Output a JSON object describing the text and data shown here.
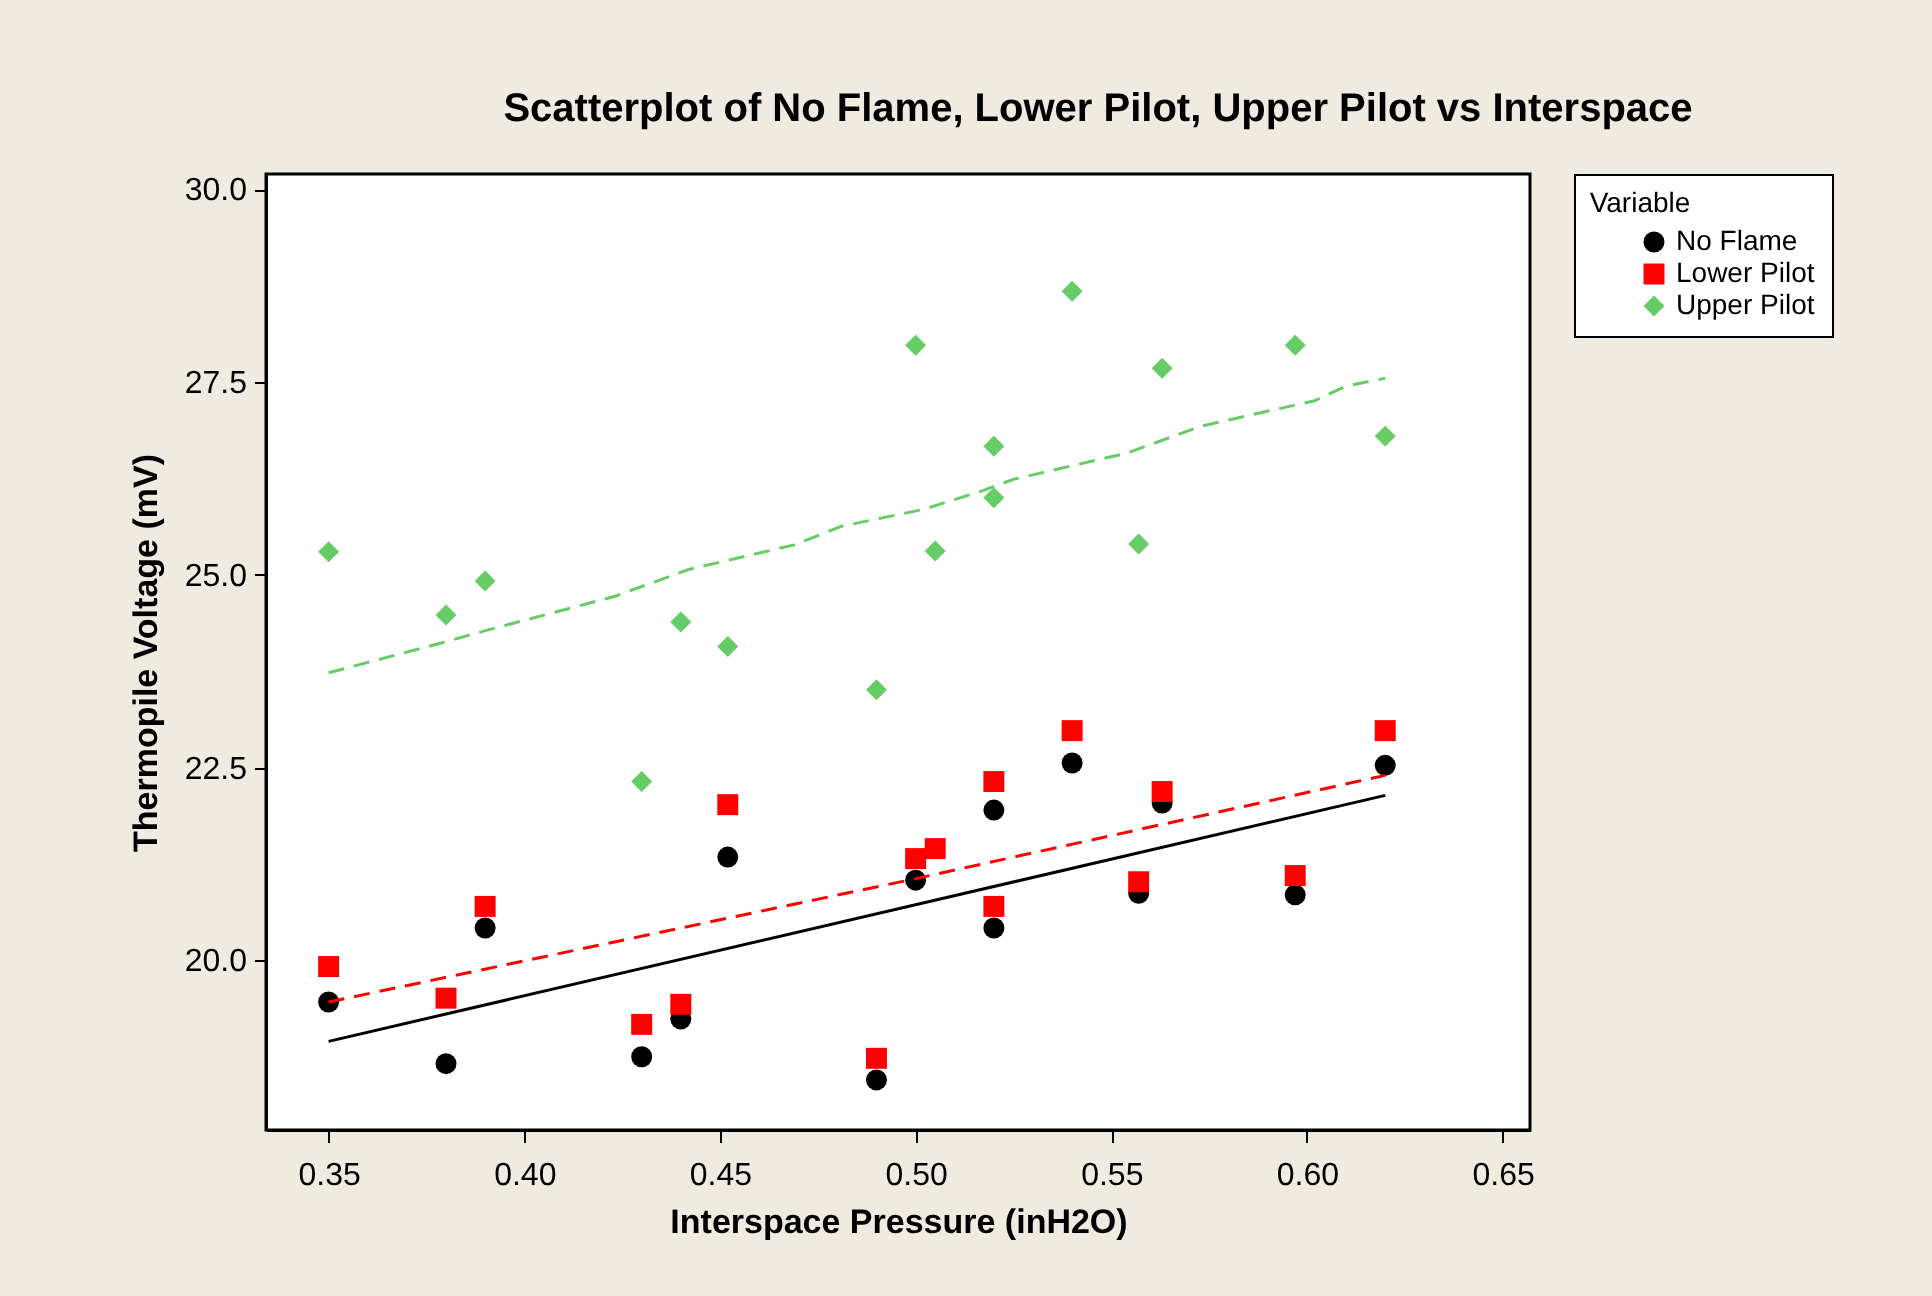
{
  "chart_data": {
    "type": "scatter",
    "title": "Scatterplot of No Flame, Lower Pilot, Upper Pilot vs Interspace",
    "xlabel": "Interspace Pressure (inH2O)",
    "ylabel": "Thermopile Voltage (mV)",
    "legend_title": "Variable",
    "legend": "right",
    "grid": false,
    "xlim": [
      0.334,
      0.657
    ],
    "xticks": [
      {
        "value": 0.35,
        "label": "0.35"
      },
      {
        "value": 0.4,
        "label": "0.40"
      },
      {
        "value": 0.45,
        "label": "0.45"
      },
      {
        "value": 0.5,
        "label": "0.50"
      },
      {
        "value": 0.55,
        "label": "0.55"
      },
      {
        "value": 0.6,
        "label": "0.60"
      },
      {
        "value": 0.65,
        "label": "0.65"
      }
    ],
    "ylim": [
      17.8,
      30.2
    ],
    "yticks": [
      {
        "value": 20,
        "label": "20.0"
      },
      {
        "value": 22.5,
        "label": "22.5"
      },
      {
        "value": 25,
        "label": "25.0"
      },
      {
        "value": 27.5,
        "label": "27.5"
      },
      {
        "value": 30,
        "label": "30.0"
      }
    ],
    "series": [
      {
        "name": "No Flame",
        "color": "#000000",
        "marker": "circle",
        "x": [
          0.35,
          0.38,
          0.39,
          0.43,
          0.44,
          0.452,
          0.49,
          0.5,
          0.52,
          0.52,
          0.54,
          0.557,
          0.563,
          0.597,
          0.62
        ],
        "values": [
          19.46,
          18.66,
          20.42,
          18.75,
          19.24,
          21.34,
          18.45,
          21.04,
          21.95,
          20.42,
          22.56,
          20.87,
          22.04,
          20.85,
          22.53
        ]
      },
      {
        "name": "Lower Pilot",
        "color": "#ff0000",
        "marker": "square",
        "x": [
          0.35,
          0.38,
          0.39,
          0.43,
          0.44,
          0.452,
          0.49,
          0.5,
          0.505,
          0.52,
          0.52,
          0.54,
          0.557,
          0.563,
          0.597,
          0.62
        ],
        "values": [
          19.92,
          19.51,
          20.7,
          19.17,
          19.43,
          22.02,
          18.73,
          21.32,
          21.45,
          22.32,
          20.7,
          22.98,
          21.02,
          22.19,
          21.1,
          22.98
        ]
      },
      {
        "name": "Upper Pilot",
        "color": "#66cc66",
        "marker": "diamond",
        "x": [
          0.35,
          0.38,
          0.39,
          0.43,
          0.44,
          0.452,
          0.49,
          0.5,
          0.505,
          0.52,
          0.52,
          0.54,
          0.557,
          0.563,
          0.597,
          0.62
        ],
        "values": [
          25.3,
          24.48,
          24.92,
          22.32,
          24.39,
          24.07,
          23.51,
          27.98,
          25.31,
          26.67,
          26.0,
          28.68,
          25.4,
          27.68,
          27.98,
          26.8
        ]
      },
      {
        "type": "line",
        "color": "#000000",
        "line_style": "solid",
        "x": [
          0.35,
          0.62
        ],
        "values": [
          18.95,
          22.14
        ]
      },
      {
        "type": "line",
        "color": "#ff0000",
        "line_style": "dashed",
        "x": [
          0.35,
          0.5,
          0.62
        ],
        "values": [
          19.46,
          21.06,
          22.4
        ]
      },
      {
        "type": "line",
        "color": "#66cc66",
        "line_style": "dashed",
        "x": [
          0.35,
          0.379,
          0.391,
          0.423,
          0.442,
          0.469,
          0.481,
          0.502,
          0.517,
          0.525,
          0.554,
          0.573,
          0.602,
          0.61,
          0.62
        ],
        "values": [
          23.73,
          24.12,
          24.29,
          24.72,
          25.07,
          25.39,
          25.63,
          25.85,
          26.09,
          26.24,
          26.58,
          26.93,
          27.26,
          27.45,
          27.55
        ]
      }
    ]
  }
}
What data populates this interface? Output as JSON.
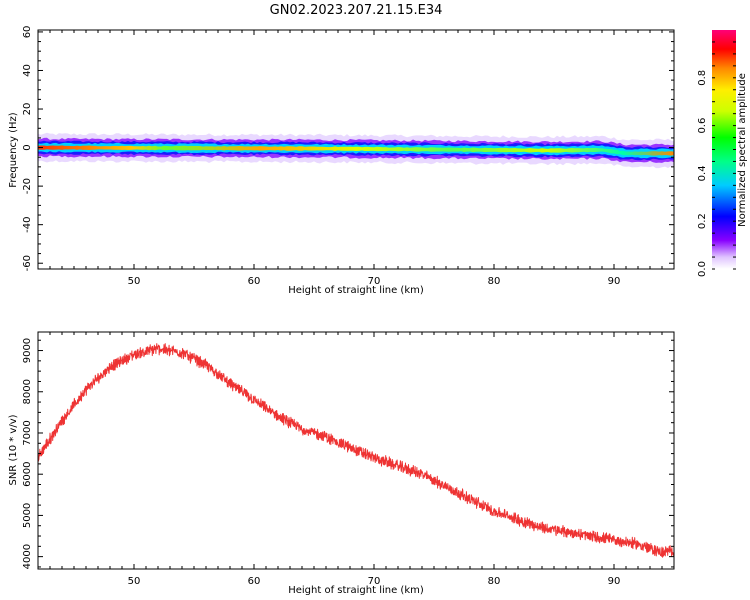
{
  "title": "GN02.2023.207.21.15.E34",
  "chart_data": [
    {
      "type": "heatmap",
      "xlabel": "Height of straight line (km)",
      "ylabel": "Frequency (Hz)",
      "xlim": [
        42,
        95
      ],
      "ylim": [
        -63,
        61
      ],
      "xticks": [
        50,
        60,
        70,
        80,
        90
      ],
      "yticks": [
        -60,
        -40,
        -20,
        0,
        20,
        40,
        60
      ],
      "band_center": [
        [
          42,
          0
        ],
        [
          55,
          -0.3
        ],
        [
          65,
          -0.5
        ],
        [
          75,
          -1
        ],
        [
          85,
          -1.5
        ],
        [
          89,
          -1.2
        ],
        [
          91,
          -3
        ],
        [
          95,
          -3
        ]
      ],
      "colorbar": {
        "label": "Normalized spectral amplitude",
        "range": [
          0,
          1
        ],
        "ticks": [
          0.0,
          0.2,
          0.4,
          0.6,
          0.8
        ]
      }
    },
    {
      "type": "line",
      "xlabel": "Height of straight line (km)",
      "ylabel": "SNR (10 * v/v)",
      "xlim": [
        42,
        95
      ],
      "ylim": [
        3700,
        9450
      ],
      "xticks": [
        50,
        60,
        70,
        80,
        90
      ],
      "yticks": [
        4000,
        5000,
        6000,
        7000,
        8000,
        9000
      ],
      "color": "#ee3333",
      "series": [
        {
          "x": [
            42,
            44,
            46,
            48,
            50,
            52,
            54,
            56,
            58,
            60,
            62,
            64,
            66,
            68,
            70,
            72,
            74,
            76,
            78,
            80,
            82,
            84,
            86,
            88,
            90,
            92,
            94,
            95
          ],
          "y": [
            6400,
            7300,
            8050,
            8600,
            8900,
            9050,
            8950,
            8650,
            8200,
            7800,
            7400,
            7100,
            6900,
            6650,
            6400,
            6200,
            6000,
            5700,
            5400,
            5100,
            4900,
            4700,
            4600,
            4500,
            4400,
            4300,
            4100,
            4150
          ]
        }
      ]
    }
  ]
}
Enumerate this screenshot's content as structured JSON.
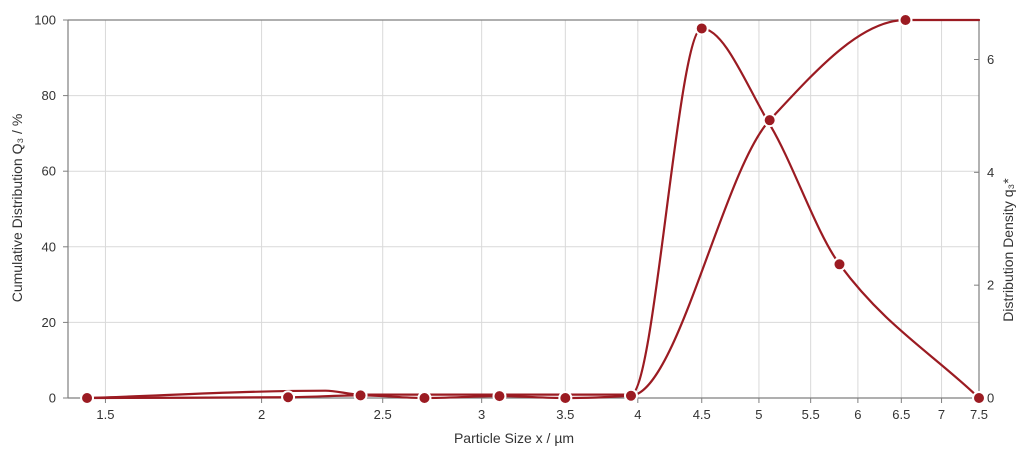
{
  "chart_data": {
    "type": "line",
    "title": "",
    "xlabel": "Particle Size x / µm",
    "ylabel_left": "Cumulative Distribution Q₃ / %",
    "ylabel_right": "Distribution Density q₃*",
    "x_scale": "log",
    "xlim": [
      1.4,
      7.5
    ],
    "ylim_left": [
      0,
      100
    ],
    "ylim_right": [
      0,
      6.7
    ],
    "grid": true,
    "legend": "none",
    "x_ticks": [
      "1.5",
      "2",
      "2.5",
      "3",
      "3.5",
      "4",
      "4.5",
      "5",
      "5.5",
      "6",
      "6.5",
      "7",
      "7.5"
    ],
    "x_tick_values": [
      1.5,
      2,
      2.5,
      3,
      3.5,
      4,
      4.5,
      5,
      5.5,
      6,
      6.5,
      7,
      7.5
    ],
    "y_ticks_left": [
      "0",
      "20",
      "40",
      "60",
      "80",
      "100"
    ],
    "y_tick_values_left": [
      0,
      20,
      40,
      60,
      80,
      100
    ],
    "y_ticks_right": [
      "0",
      "2",
      "4",
      "6"
    ],
    "y_tick_values_right": [
      0,
      2,
      4,
      6
    ],
    "series": [
      {
        "axis": "left",
        "x": [
          1.45,
          2.1,
          2.4,
          2.7,
          3.1,
          3.5,
          3.95,
          5.1,
          6.55,
          7.5
        ],
        "y": [
          0,
          0.2,
          0.7,
          0,
          0.5,
          0,
          0.6,
          73.5,
          100,
          100
        ],
        "markers": [
          0,
          1,
          2,
          3,
          4,
          5,
          6,
          7,
          8
        ],
        "color": "#9b1b22"
      },
      {
        "axis": "right",
        "x": [
          1.45,
          2.25,
          2.4,
          3.5,
          3.95,
          4.5,
          5.1,
          5.8,
          7.5
        ],
        "y": [
          0,
          0.13,
          0.06,
          0.06,
          0.06,
          6.55,
          4.85,
          2.37,
          0
        ],
        "markers": [
          5,
          7,
          8
        ],
        "color": "#9b1b22"
      }
    ],
    "colors": {
      "line": "#9b1b22",
      "marker": "#9b1b22",
      "grid": "#d9d9d9",
      "axis": "#7f7f7f",
      "text": "#333333"
    }
  }
}
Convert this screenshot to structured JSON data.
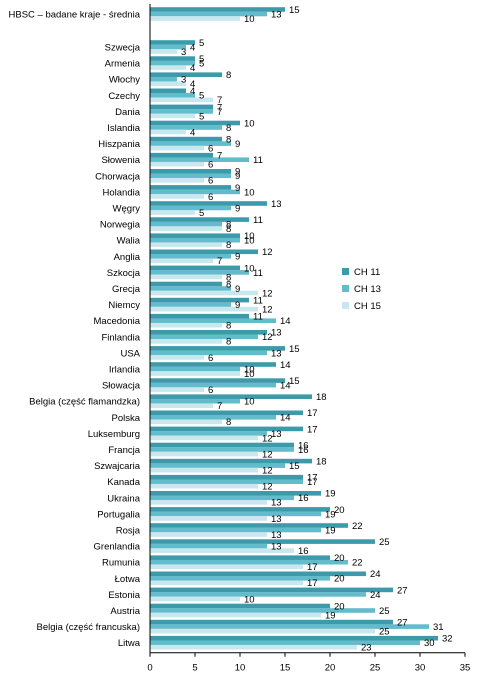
::::::::
EXERCISE DIRECTIONS: Say how many lines of the data include the string "JSON". Nothing other than the number should be given.

EXERCISE ANSWER: 4